Exercise inputs =
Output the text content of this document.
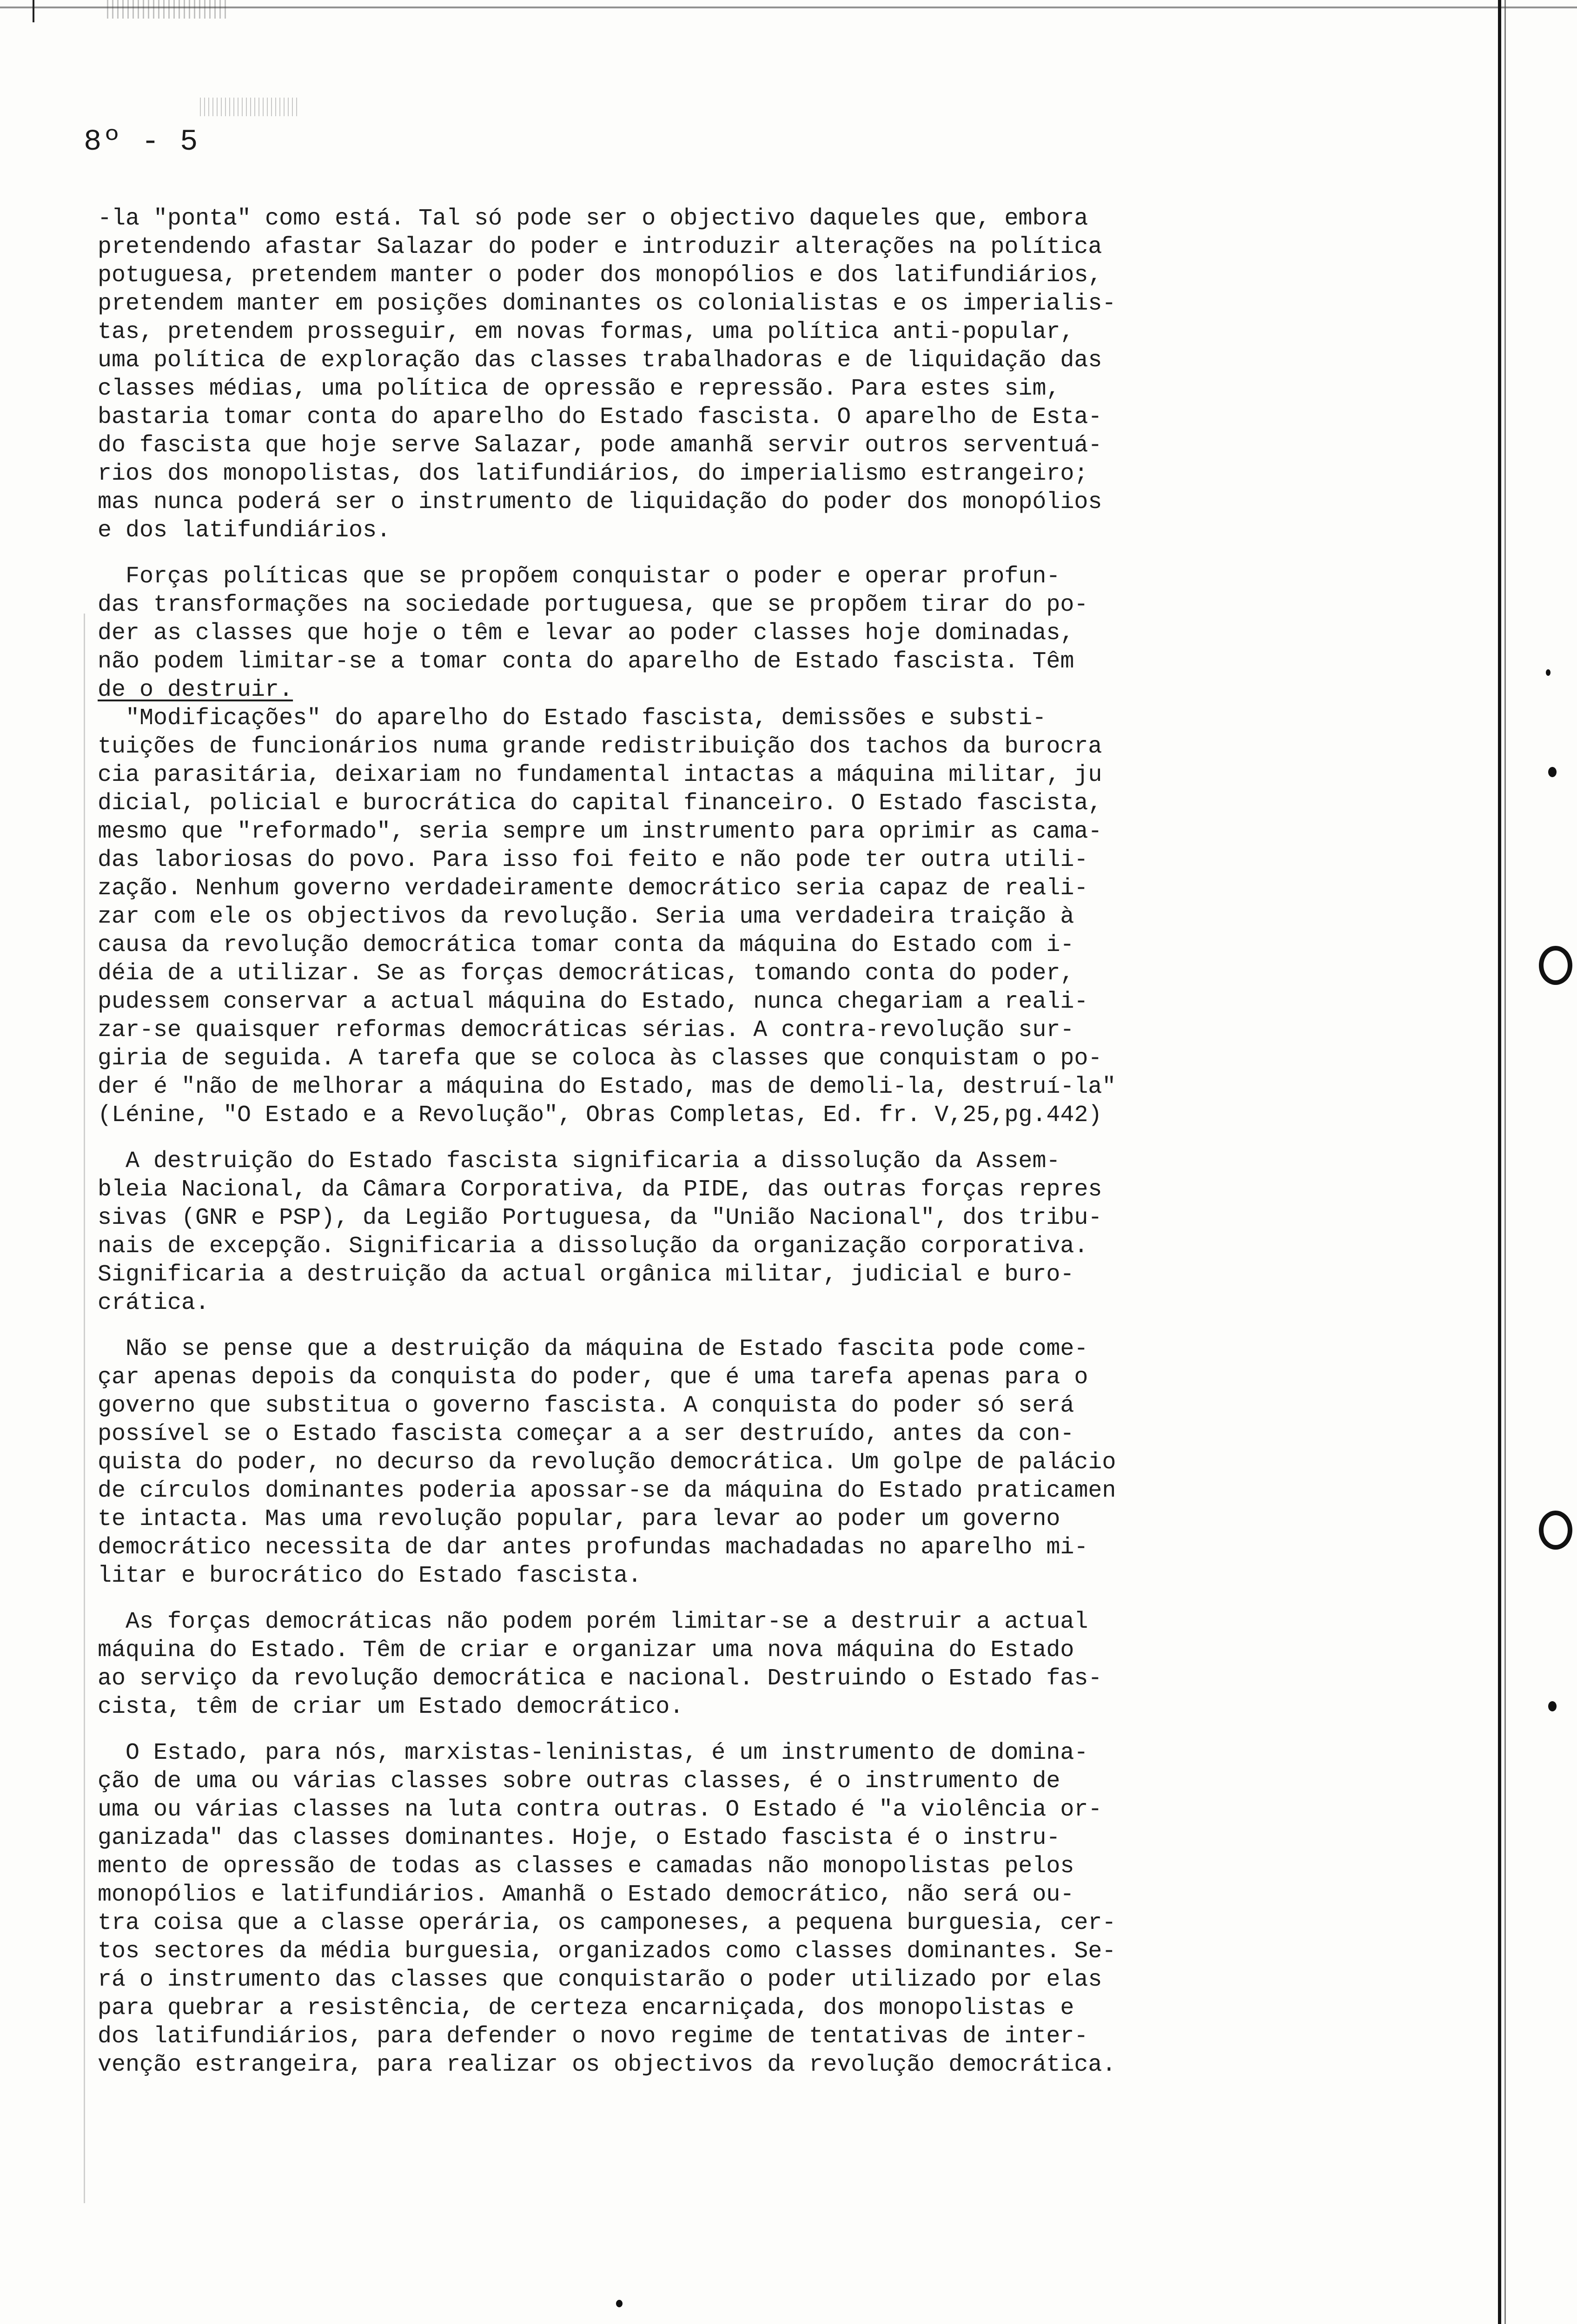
8º - 5
-la "ponta" como está. Tal só pode ser o objectivo daqueles que, embora
pretendendo afastar Salazar do poder e introduzir alterações na política
potuguesa, pretendem manter o poder dos monopólios e dos latifundiários,
pretendem manter em posições dominantes os colonialistas e os imperialis-
tas, pretendem prosseguir, em novas formas, uma política anti-popular,
uma política de exploração das classes trabalhadoras e de liquidação das
classes médias, uma política de opressão e repressão. Para estes sim,
bastaria tomar conta do aparelho do Estado fascista. O aparelho de Esta-
do fascista que hoje serve Salazar, pode amanhã servir outros serventuá-
rios dos monopolistas, dos latifundiários, do imperialismo estrangeiro;
mas nunca poderá ser o instrumento de liquidação do poder dos monopólios
e dos latifundiários.
Forças políticas que se propõem conquistar o poder e operar profun-
das transformações na sociedade portuguesa, que se propõem tirar do po-
der as classes que hoje o têm e levar ao poder classes hoje dominadas,
não podem limitar-se a tomar conta do aparelho de Estado fascista. Têm
de o destruir.
"Modificações" do aparelho do Estado fascista, demissões e substi-
tuições de funcionários numa grande redistribuição dos tachos da burocra
cia parasitária, deixariam no fundamental intactas a máquina militar, ju
dicial, policial e burocrática do capital financeiro. O Estado fascista,
mesmo que "reformado", seria sempre um instrumento para oprimir as cama-
das laboriosas do povo. Para isso foi feito e não pode ter outra utili-
zação. Nenhum governo verdadeiramente democrático seria capaz de reali-
zar com ele os objectivos da revolução. Seria uma verdadeira traição à
causa da revolução democrática tomar conta da máquina do Estado com i-
déia de a utilizar. Se as forças democráticas, tomando conta do poder,
pudessem conservar a actual máquina do Estado, nunca chegariam a reali-
zar-se quaisquer reformas democráticas sérias. A contra-revolução sur-
giria de seguida. A tarefa que se coloca às classes que conquistam o po-
der é "não de melhorar a máquina do Estado, mas de demoli-la, destruí-la"
(Lénine, "O Estado e a Revolução", Obras Completas, Ed. fr. V,25,pg.442)
A destruição do Estado fascista significaria a dissolução da Assem-
bleia Nacional, da Câmara Corporativa, da PIDE, das outras forças repres
sivas (GNR e PSP), da Legião Portuguesa, da "União Nacional", dos tribu-
nais de excepção. Significaria a dissolução da organização corporativa.
Significaria a destruição da actual orgânica militar, judicial e buro-
crática.
Não se pense que a destruição da máquina de Estado fascita pode come-
çar apenas depois da conquista do poder, que é uma tarefa apenas para o
governo que substitua o governo fascista. A conquista do poder só será
possível se o Estado fascista começar a a ser destruído, antes da con-
quista do poder, no decurso da revolução democrática. Um golpe de palácio
de círculos dominantes poderia apossar-se da máquina do Estado praticamen
te intacta. Mas uma revolução popular, para levar ao poder um governo
democrático necessita de dar antes profundas machadadas no aparelho mi-
litar e burocrático do Estado fascista.
As forças democráticas não podem porém limitar-se a destruir a actual
máquina do Estado. Têm de criar e organizar uma nova máquina do Estado
ao serviço da revolução democrática e nacional. Destruindo o Estado fas-
cista, têm de criar um Estado democrático.
O Estado, para nós, marxistas-leninistas, é um instrumento de domina-
ção de uma ou várias classes sobre outras classes, é o instrumento de
uma ou várias classes na luta contra outras. O Estado é "a violência or-
ganizada" das classes dominantes. Hoje, o Estado fascista é o instru-
mento de opressão de todas as classes e camadas não monopolistas pelos
monopólios e latifundiários. Amanhã o Estado democrático, não será ou-
tra coisa que a classe operária, os camponeses, a pequena burguesia, cer-
tos sectores da média burguesia, organizados como classes dominantes. Se-
rá o instrumento das classes que conquistarão o poder utilizado por elas
para quebrar a resistência, de certeza encarniçada, dos monopolistas e
dos latifundiários, para defender o novo regime de tentativas de inter-
venção estrangeira, para realizar os objectivos da revolução democrática.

Exercise description = Tally up the lines in the records that contain the word "opressão" and give only the total.

Completed exercise = 2